> **Aim of the exercise**:
Give every line of the data again, unchanged, but with no pictures.

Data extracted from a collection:
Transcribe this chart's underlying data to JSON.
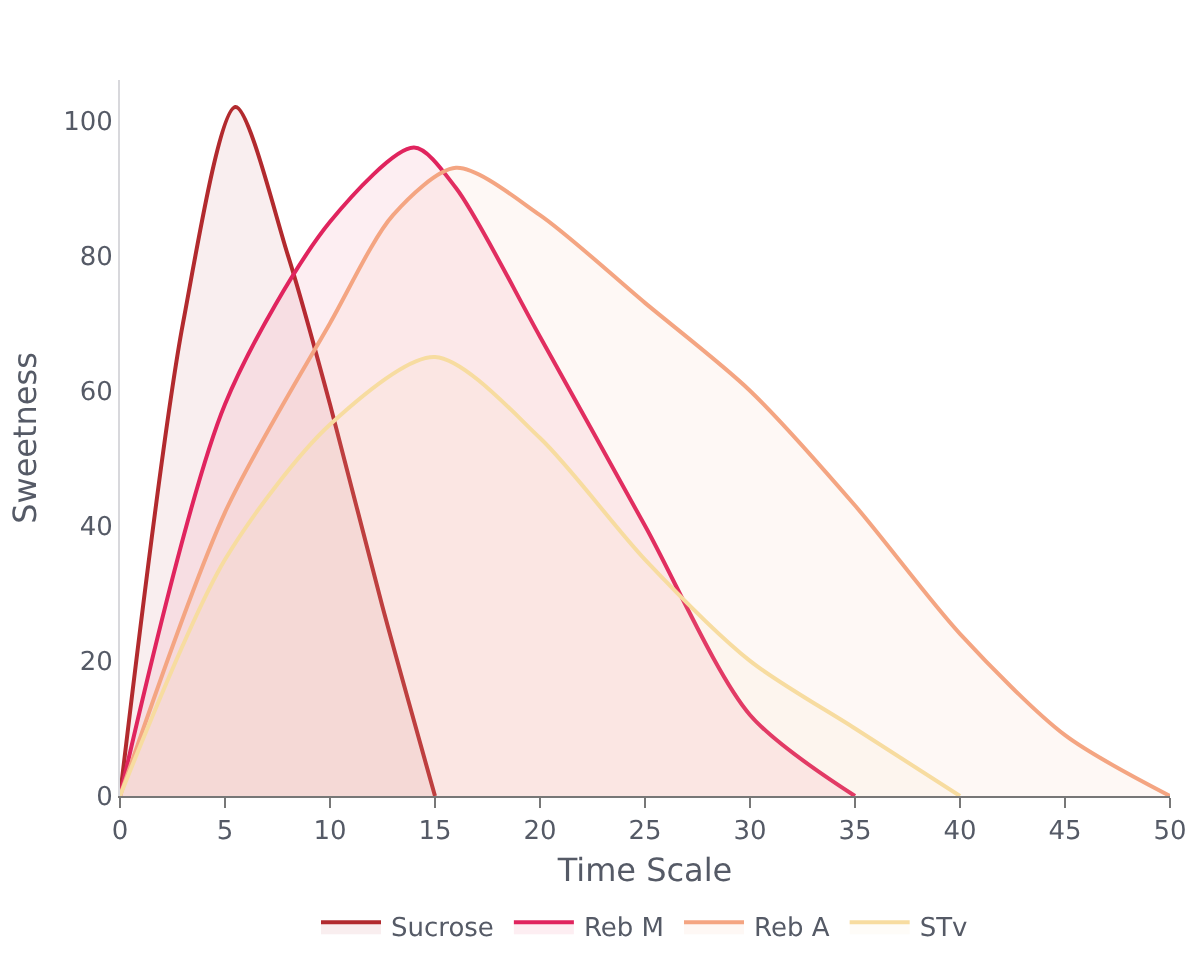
{
  "chart_data": {
    "type": "area",
    "xlabel": "Time Scale",
    "ylabel": "Sweetness",
    "xlim": [
      0,
      50
    ],
    "xticks": [
      0,
      5,
      10,
      15,
      20,
      25,
      30,
      35,
      40,
      45,
      50
    ],
    "ylim": [
      0,
      106
    ],
    "yticks": [
      0,
      20,
      40,
      60,
      80,
      100
    ],
    "grid": false,
    "legend": "bottom",
    "marker": "none",
    "line_style": "solid",
    "series": [
      {
        "name": "Sucrose",
        "color": "#b22a2e",
        "x": [
          0,
          3,
          5.5,
          8,
          10,
          12.5,
          15
        ],
        "values": [
          0,
          70,
          102,
          80,
          58,
          28,
          0
        ]
      },
      {
        "name": "Reb M",
        "color": "#e0245e",
        "x": [
          0,
          5,
          10,
          14,
          16,
          20,
          25,
          30,
          35
        ],
        "values": [
          0,
          58,
          85,
          96,
          90,
          68,
          40,
          12,
          0
        ]
      },
      {
        "name": "Reb A",
        "color": "#f4a582",
        "x": [
          0,
          5,
          10,
          13,
          16,
          20,
          25,
          30,
          35,
          40,
          45,
          50
        ],
        "values": [
          0,
          42,
          70,
          86,
          93,
          86,
          73,
          60,
          43,
          24,
          9,
          0
        ]
      },
      {
        "name": "STv",
        "color": "#f7dca0",
        "x": [
          0,
          5,
          10,
          15,
          20,
          25,
          30,
          35,
          40
        ],
        "values": [
          0,
          35,
          55,
          65,
          53,
          35,
          20,
          10,
          0
        ]
      }
    ]
  }
}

> **In response**:
Transcribe this chart's underlying data to JSON.
{
  "chart_data": {
    "type": "area",
    "xlabel": "Time Scale",
    "ylabel": "Sweetness",
    "xlim": [
      0,
      50
    ],
    "xticks": [
      0,
      5,
      10,
      15,
      20,
      25,
      30,
      35,
      40,
      45,
      50
    ],
    "ylim": [
      0,
      106
    ],
    "yticks": [
      0,
      20,
      40,
      60,
      80,
      100
    ],
    "grid": false,
    "legend": "bottom",
    "marker": "none",
    "line_style": "solid",
    "series": [
      {
        "name": "Sucrose",
        "color": "#b22a2e",
        "x": [
          0,
          3,
          5.5,
          8,
          10,
          12.5,
          15
        ],
        "values": [
          0,
          70,
          102,
          80,
          58,
          28,
          0
        ]
      },
      {
        "name": "Reb M",
        "color": "#e0245e",
        "x": [
          0,
          5,
          10,
          14,
          16,
          20,
          25,
          30,
          35
        ],
        "values": [
          0,
          58,
          85,
          96,
          90,
          68,
          40,
          12,
          0
        ]
      },
      {
        "name": "Reb A",
        "color": "#f4a582",
        "x": [
          0,
          5,
          10,
          13,
          16,
          20,
          25,
          30,
          35,
          40,
          45,
          50
        ],
        "values": [
          0,
          42,
          70,
          86,
          93,
          86,
          73,
          60,
          43,
          24,
          9,
          0
        ]
      },
      {
        "name": "STv",
        "color": "#f7dca0",
        "x": [
          0,
          5,
          10,
          15,
          20,
          25,
          30,
          35,
          40
        ],
        "values": [
          0,
          35,
          55,
          65,
          53,
          35,
          20,
          10,
          0
        ]
      }
    ]
  }
}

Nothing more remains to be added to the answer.